_Task statement_. Transcribe the material in full, exactly as written.

[Dataset rows about figures]
'''

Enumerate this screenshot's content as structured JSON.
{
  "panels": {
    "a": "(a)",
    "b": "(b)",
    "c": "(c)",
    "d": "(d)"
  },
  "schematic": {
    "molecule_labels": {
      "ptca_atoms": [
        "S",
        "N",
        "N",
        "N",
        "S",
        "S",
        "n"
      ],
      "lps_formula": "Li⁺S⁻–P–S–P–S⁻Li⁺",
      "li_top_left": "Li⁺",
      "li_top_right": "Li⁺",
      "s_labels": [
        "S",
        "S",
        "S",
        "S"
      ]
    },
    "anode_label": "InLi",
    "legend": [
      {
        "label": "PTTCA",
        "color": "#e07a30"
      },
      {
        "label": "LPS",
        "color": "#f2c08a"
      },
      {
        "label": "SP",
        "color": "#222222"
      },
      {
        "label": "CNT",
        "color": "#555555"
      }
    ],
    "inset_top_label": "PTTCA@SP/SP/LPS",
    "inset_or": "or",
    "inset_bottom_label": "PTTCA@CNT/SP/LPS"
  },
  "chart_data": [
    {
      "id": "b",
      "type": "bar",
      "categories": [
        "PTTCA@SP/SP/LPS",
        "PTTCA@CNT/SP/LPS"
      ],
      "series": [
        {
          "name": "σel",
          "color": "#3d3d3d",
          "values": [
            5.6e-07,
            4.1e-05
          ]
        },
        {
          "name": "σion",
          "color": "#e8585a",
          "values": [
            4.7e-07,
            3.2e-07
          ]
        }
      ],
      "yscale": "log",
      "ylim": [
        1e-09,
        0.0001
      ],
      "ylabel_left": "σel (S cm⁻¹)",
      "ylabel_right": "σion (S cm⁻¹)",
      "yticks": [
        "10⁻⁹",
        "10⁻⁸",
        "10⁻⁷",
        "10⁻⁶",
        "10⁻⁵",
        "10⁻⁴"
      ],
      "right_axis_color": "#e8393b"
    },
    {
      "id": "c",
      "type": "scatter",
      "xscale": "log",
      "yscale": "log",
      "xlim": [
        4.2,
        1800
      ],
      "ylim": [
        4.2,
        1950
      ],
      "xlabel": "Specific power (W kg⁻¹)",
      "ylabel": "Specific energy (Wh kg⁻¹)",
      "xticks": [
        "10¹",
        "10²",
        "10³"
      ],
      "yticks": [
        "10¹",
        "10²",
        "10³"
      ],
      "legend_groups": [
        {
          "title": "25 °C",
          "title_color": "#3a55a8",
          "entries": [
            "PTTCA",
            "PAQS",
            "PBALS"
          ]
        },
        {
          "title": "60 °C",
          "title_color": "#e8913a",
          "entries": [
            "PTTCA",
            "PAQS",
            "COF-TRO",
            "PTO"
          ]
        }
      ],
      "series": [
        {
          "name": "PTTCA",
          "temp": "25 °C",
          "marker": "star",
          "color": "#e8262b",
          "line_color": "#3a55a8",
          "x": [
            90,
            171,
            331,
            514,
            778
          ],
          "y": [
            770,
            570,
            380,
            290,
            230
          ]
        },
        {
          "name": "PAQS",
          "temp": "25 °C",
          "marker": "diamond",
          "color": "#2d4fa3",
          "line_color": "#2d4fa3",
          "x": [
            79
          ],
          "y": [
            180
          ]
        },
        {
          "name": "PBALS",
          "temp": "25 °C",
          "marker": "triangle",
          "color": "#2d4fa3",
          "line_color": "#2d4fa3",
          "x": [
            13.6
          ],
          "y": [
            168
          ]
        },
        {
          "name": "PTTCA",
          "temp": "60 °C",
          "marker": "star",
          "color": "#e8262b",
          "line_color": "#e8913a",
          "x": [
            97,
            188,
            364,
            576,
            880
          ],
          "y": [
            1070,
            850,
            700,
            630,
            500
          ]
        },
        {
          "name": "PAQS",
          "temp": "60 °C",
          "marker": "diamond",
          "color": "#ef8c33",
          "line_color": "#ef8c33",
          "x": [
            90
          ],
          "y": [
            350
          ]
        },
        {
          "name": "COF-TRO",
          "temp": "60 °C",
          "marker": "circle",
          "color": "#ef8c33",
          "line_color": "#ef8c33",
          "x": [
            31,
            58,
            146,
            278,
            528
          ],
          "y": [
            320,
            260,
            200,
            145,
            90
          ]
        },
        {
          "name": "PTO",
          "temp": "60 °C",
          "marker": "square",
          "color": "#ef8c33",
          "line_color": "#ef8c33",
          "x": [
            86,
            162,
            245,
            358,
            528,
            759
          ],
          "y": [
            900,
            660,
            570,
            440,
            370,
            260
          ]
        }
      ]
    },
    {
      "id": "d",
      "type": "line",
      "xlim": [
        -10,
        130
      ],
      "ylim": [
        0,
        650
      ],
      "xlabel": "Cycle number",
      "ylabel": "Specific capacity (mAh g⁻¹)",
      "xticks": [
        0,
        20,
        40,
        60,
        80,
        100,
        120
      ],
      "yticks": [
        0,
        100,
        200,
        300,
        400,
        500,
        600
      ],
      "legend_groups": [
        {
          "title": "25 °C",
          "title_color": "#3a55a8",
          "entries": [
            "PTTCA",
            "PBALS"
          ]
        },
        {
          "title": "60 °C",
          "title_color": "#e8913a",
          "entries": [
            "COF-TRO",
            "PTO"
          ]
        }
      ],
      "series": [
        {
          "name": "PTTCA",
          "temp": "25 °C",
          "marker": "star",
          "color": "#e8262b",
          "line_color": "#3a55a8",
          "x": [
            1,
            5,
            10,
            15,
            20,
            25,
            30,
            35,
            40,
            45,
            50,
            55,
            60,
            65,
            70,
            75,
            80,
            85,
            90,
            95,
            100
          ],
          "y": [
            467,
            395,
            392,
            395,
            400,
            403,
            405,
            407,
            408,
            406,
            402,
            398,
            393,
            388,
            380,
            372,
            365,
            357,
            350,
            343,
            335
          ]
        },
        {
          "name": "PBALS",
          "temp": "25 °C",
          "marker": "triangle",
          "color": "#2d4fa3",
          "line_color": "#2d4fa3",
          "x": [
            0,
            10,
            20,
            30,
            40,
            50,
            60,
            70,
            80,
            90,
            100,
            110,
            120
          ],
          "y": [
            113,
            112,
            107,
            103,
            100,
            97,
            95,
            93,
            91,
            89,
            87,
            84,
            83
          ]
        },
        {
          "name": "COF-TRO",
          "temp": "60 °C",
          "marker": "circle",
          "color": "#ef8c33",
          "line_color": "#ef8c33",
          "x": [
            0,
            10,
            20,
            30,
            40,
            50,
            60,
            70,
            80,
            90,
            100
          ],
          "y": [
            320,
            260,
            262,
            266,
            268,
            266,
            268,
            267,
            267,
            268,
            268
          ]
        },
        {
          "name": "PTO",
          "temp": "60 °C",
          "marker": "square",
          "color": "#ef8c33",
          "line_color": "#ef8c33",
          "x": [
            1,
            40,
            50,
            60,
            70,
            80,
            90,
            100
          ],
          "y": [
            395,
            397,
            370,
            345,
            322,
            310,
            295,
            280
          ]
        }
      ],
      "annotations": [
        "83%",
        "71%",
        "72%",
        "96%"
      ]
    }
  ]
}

'''

_Output_.
Enumerate this screenshot's content as structured JSON.
{
  "panels": {
    "a": "(a)",
    "b": "(b)",
    "c": "(c)",
    "d": "(d)"
  },
  "schematic": {
    "molecule_labels": {
      "ptca_atoms": [
        "S",
        "N",
        "N",
        "N",
        "S",
        "S",
        "n"
      ],
      "lps_formula": "Li⁺S⁻–P–S–P–S⁻Li⁺",
      "li_top_left": "Li⁺",
      "li_top_right": "Li⁺",
      "s_labels": [
        "S",
        "S",
        "S",
        "S"
      ]
    },
    "anode_label": "InLi",
    "legend": [
      {
        "label": "PTTCA",
        "color": "#e07a30"
      },
      {
        "label": "LPS",
        "color": "#f2c08a"
      },
      {
        "label": "SP",
        "color": "#222222"
      },
      {
        "label": "CNT",
        "color": "#555555"
      }
    ],
    "inset_top_label": "PTTCA@SP/SP/LPS",
    "inset_or": "or",
    "inset_bottom_label": "PTTCA@CNT/SP/LPS"
  },
  "chart_data": [
    {
      "id": "b",
      "type": "bar",
      "categories": [
        "PTTCA@SP/SP/LPS",
        "PTTCA@CNT/SP/LPS"
      ],
      "series": [
        {
          "name": "σel",
          "color": "#3d3d3d",
          "values": [
            5.6e-07,
            4.1e-05
          ]
        },
        {
          "name": "σion",
          "color": "#e8585a",
          "values": [
            4.7e-07,
            3.2e-07
          ]
        }
      ],
      "yscale": "log",
      "ylim": [
        1e-09,
        0.0001
      ],
      "ylabel_left": "σel (S cm⁻¹)",
      "ylabel_right": "σion (S cm⁻¹)",
      "yticks": [
        "10⁻⁹",
        "10⁻⁸",
        "10⁻⁷",
        "10⁻⁶",
        "10⁻⁵",
        "10⁻⁴"
      ],
      "right_axis_color": "#e8393b"
    },
    {
      "id": "c",
      "type": "scatter",
      "xscale": "log",
      "yscale": "log",
      "xlim": [
        4.2,
        1800
      ],
      "ylim": [
        4.2,
        1950
      ],
      "xlabel": "Specific power (W kg⁻¹)",
      "ylabel": "Specific energy (Wh kg⁻¹)",
      "xticks": [
        "10¹",
        "10²",
        "10³"
      ],
      "yticks": [
        "10¹",
        "10²",
        "10³"
      ],
      "legend_groups": [
        {
          "title": "25 °C",
          "title_color": "#3a55a8",
          "entries": [
            "PTTCA",
            "PAQS",
            "PBALS"
          ]
        },
        {
          "title": "60 °C",
          "title_color": "#e8913a",
          "entries": [
            "PTTCA",
            "PAQS",
            "COF-TRO",
            "PTO"
          ]
        }
      ],
      "series": [
        {
          "name": "PTTCA",
          "temp": "25 °C",
          "marker": "star",
          "color": "#e8262b",
          "line_color": "#3a55a8",
          "x": [
            90,
            171,
            331,
            514,
            778
          ],
          "y": [
            770,
            570,
            380,
            290,
            230
          ]
        },
        {
          "name": "PAQS",
          "temp": "25 °C",
          "marker": "diamond",
          "color": "#2d4fa3",
          "line_color": "#2d4fa3",
          "x": [
            79
          ],
          "y": [
            180
          ]
        },
        {
          "name": "PBALS",
          "temp": "25 °C",
          "marker": "triangle",
          "color": "#2d4fa3",
          "line_color": "#2d4fa3",
          "x": [
            13.6
          ],
          "y": [
            168
          ]
        },
        {
          "name": "PTTCA",
          "temp": "60 °C",
          "marker": "star",
          "color": "#e8262b",
          "line_color": "#e8913a",
          "x": [
            97,
            188,
            364,
            576,
            880
          ],
          "y": [
            1070,
            850,
            700,
            630,
            500
          ]
        },
        {
          "name": "PAQS",
          "temp": "60 °C",
          "marker": "diamond",
          "color": "#ef8c33",
          "line_color": "#ef8c33",
          "x": [
            90
          ],
          "y": [
            350
          ]
        },
        {
          "name": "COF-TRO",
          "temp": "60 °C",
          "marker": "circle",
          "color": "#ef8c33",
          "line_color": "#ef8c33",
          "x": [
            31,
            58,
            146,
            278,
            528
          ],
          "y": [
            320,
            260,
            200,
            145,
            90
          ]
        },
        {
          "name": "PTO",
          "temp": "60 °C",
          "marker": "square",
          "color": "#ef8c33",
          "line_color": "#ef8c33",
          "x": [
            86,
            162,
            245,
            358,
            528,
            759
          ],
          "y": [
            900,
            660,
            570,
            440,
            370,
            260
          ]
        }
      ]
    },
    {
      "id": "d",
      "type": "line",
      "xlim": [
        -10,
        130
      ],
      "ylim": [
        0,
        650
      ],
      "xlabel": "Cycle number",
      "ylabel": "Specific capacity (mAh g⁻¹)",
      "xticks": [
        0,
        20,
        40,
        60,
        80,
        100,
        120
      ],
      "yticks": [
        0,
        100,
        200,
        300,
        400,
        500,
        600
      ],
      "legend_groups": [
        {
          "title": "25 °C",
          "title_color": "#3a55a8",
          "entries": [
            "PTTCA",
            "PBALS"
          ]
        },
        {
          "title": "60 °C",
          "title_color": "#e8913a",
          "entries": [
            "COF-TRO",
            "PTO"
          ]
        }
      ],
      "series": [
        {
          "name": "PTTCA",
          "temp": "25 °C",
          "marker": "star",
          "color": "#e8262b",
          "line_color": "#3a55a8",
          "x": [
            1,
            5,
            10,
            15,
            20,
            25,
            30,
            35,
            40,
            45,
            50,
            55,
            60,
            65,
            70,
            75,
            80,
            85,
            90,
            95,
            100
          ],
          "y": [
            467,
            395,
            392,
            395,
            400,
            403,
            405,
            407,
            408,
            406,
            402,
            398,
            393,
            388,
            380,
            372,
            365,
            357,
            350,
            343,
            335
          ]
        },
        {
          "name": "PBALS",
          "temp": "25 °C",
          "marker": "triangle",
          "color": "#2d4fa3",
          "line_color": "#2d4fa3",
          "x": [
            0,
            10,
            20,
            30,
            40,
            50,
            60,
            70,
            80,
            90,
            100,
            110,
            120
          ],
          "y": [
            113,
            112,
            107,
            103,
            100,
            97,
            95,
            93,
            91,
            89,
            87,
            84,
            83
          ]
        },
        {
          "name": "COF-TRO",
          "temp": "60 °C",
          "marker": "circle",
          "color": "#ef8c33",
          "line_color": "#ef8c33",
          "x": [
            0,
            10,
            20,
            30,
            40,
            50,
            60,
            70,
            80,
            90,
            100
          ],
          "y": [
            320,
            260,
            262,
            266,
            268,
            266,
            268,
            267,
            267,
            268,
            268
          ]
        },
        {
          "name": "PTO",
          "temp": "60 °C",
          "marker": "square",
          "color": "#ef8c33",
          "line_color": "#ef8c33",
          "x": [
            1,
            40,
            50,
            60,
            70,
            80,
            90,
            100
          ],
          "y": [
            395,
            397,
            370,
            345,
            322,
            310,
            295,
            280
          ]
        }
      ],
      "annotations": [
        "83%",
        "71%",
        "72%",
        "96%"
      ]
    }
  ]
}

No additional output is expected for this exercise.